Exercise prompt: Copy each line with the word "MUCH" in it.
══════════
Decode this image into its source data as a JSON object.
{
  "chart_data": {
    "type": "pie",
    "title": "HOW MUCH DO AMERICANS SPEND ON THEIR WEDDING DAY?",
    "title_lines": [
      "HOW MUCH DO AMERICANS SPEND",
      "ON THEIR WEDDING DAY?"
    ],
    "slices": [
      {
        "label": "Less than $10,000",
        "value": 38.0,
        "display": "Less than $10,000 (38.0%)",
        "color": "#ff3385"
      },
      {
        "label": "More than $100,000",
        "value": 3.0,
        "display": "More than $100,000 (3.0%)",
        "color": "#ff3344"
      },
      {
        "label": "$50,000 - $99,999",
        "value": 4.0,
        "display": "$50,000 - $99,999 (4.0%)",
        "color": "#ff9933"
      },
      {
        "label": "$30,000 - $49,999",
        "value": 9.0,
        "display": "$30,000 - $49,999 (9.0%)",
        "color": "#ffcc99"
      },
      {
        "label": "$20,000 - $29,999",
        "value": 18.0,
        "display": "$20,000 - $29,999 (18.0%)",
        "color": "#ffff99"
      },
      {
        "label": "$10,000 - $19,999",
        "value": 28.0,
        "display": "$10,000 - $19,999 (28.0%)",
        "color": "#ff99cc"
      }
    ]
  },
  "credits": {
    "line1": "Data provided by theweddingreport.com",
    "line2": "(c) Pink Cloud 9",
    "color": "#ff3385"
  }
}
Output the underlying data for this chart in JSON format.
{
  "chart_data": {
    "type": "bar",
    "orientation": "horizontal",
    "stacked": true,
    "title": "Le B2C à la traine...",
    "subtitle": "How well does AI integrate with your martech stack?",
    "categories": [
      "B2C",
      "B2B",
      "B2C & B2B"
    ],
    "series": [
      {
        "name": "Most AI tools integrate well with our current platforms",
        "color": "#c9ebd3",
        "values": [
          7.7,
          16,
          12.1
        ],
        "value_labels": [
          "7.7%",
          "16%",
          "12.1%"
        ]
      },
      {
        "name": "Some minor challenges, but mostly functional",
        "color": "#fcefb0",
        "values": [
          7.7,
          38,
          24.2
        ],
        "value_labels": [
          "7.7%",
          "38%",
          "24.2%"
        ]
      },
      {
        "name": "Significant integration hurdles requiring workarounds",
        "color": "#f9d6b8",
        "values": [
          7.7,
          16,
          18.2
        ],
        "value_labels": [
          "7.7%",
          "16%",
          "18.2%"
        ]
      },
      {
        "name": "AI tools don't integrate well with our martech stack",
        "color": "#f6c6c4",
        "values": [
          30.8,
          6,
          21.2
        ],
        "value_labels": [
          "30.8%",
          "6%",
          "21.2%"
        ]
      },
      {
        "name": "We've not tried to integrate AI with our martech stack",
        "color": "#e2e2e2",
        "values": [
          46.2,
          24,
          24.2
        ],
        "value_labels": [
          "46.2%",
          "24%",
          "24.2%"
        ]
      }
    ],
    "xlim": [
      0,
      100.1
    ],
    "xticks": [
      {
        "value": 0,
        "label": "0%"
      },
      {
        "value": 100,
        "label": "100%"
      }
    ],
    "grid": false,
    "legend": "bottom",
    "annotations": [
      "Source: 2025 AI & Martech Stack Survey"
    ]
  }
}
══════════
Task answer:
    "title": "HOW MUCH DO AMERICANS SPEND ON THEIR WEDDING DAY?",
      "HOW MUCH DO AMERICANS SPEND",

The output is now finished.